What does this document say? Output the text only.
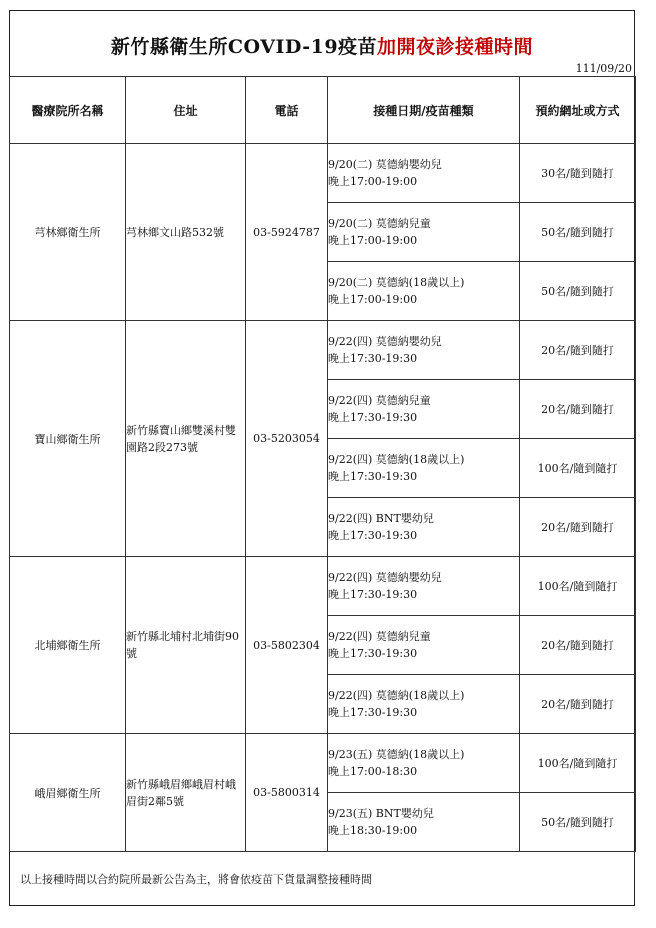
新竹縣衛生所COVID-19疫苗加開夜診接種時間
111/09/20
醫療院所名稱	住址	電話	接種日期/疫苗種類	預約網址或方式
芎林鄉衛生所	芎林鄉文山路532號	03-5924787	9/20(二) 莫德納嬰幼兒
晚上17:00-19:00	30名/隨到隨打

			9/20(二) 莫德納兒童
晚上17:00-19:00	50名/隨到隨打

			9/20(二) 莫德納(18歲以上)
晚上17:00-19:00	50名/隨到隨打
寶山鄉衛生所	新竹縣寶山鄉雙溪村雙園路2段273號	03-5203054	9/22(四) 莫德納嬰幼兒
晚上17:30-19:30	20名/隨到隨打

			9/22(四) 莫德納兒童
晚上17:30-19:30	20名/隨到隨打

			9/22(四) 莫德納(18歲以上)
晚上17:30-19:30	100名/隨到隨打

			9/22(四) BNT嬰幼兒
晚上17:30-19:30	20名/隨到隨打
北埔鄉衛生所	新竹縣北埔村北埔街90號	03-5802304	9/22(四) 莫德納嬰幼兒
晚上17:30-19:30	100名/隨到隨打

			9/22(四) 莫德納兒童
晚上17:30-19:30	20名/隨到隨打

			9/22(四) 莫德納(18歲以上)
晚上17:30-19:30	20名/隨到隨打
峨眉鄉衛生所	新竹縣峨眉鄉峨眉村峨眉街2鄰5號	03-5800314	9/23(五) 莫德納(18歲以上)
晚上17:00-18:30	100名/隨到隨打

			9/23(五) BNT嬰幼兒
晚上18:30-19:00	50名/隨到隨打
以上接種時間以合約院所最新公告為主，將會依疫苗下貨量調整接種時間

------------

> [Work to be completed]: Repeat every record above exactly, but leave out any pictures.

> [Result]:
What does this document say? Output the text only.
新竹縣衛生所COVID-19疫苗加開夜診接種時間
111/09/20
醫療院所名稱	住址	電話	接種日期/疫苗種類	預約網址或方式
芎林鄉衛生所	芎林鄉文山路532號	03-5924787	9/20(二) 莫德納嬰幼兒
晚上17:00-19:00	30名/隨到隨打

			9/20(二) 莫德納兒童
晚上17:00-19:00	50名/隨到隨打

			9/20(二) 莫德納(18歲以上)
晚上17:00-19:00	50名/隨到隨打
寶山鄉衛生所	新竹縣寶山鄉雙溪村雙園路2段273號	03-5203054	9/22(四) 莫德納嬰幼兒
晚上17:30-19:30	20名/隨到隨打

			9/22(四) 莫德納兒童
晚上17:30-19:30	20名/隨到隨打

			9/22(四) 莫德納(18歲以上)
晚上17:30-19:30	100名/隨到隨打

			9/22(四) BNT嬰幼兒
晚上17:30-19:30	20名/隨到隨打
北埔鄉衛生所	新竹縣北埔村北埔街90號	03-5802304	9/22(四) 莫德納嬰幼兒
晚上17:30-19:30	100名/隨到隨打

			9/22(四) 莫德納兒童
晚上17:30-19:30	20名/隨到隨打

			9/22(四) 莫德納(18歲以上)
晚上17:30-19:30	20名/隨到隨打
峨眉鄉衛生所	新竹縣峨眉鄉峨眉村峨眉街2鄰5號	03-5800314	9/23(五) 莫德納(18歲以上)
晚上17:00-18:30	100名/隨到隨打

			9/23(五) BNT嬰幼兒
晚上18:30-19:00	50名/隨到隨打
以上接種時間以合約院所最新公告為主，將會依疫苗下貨量調整接種時間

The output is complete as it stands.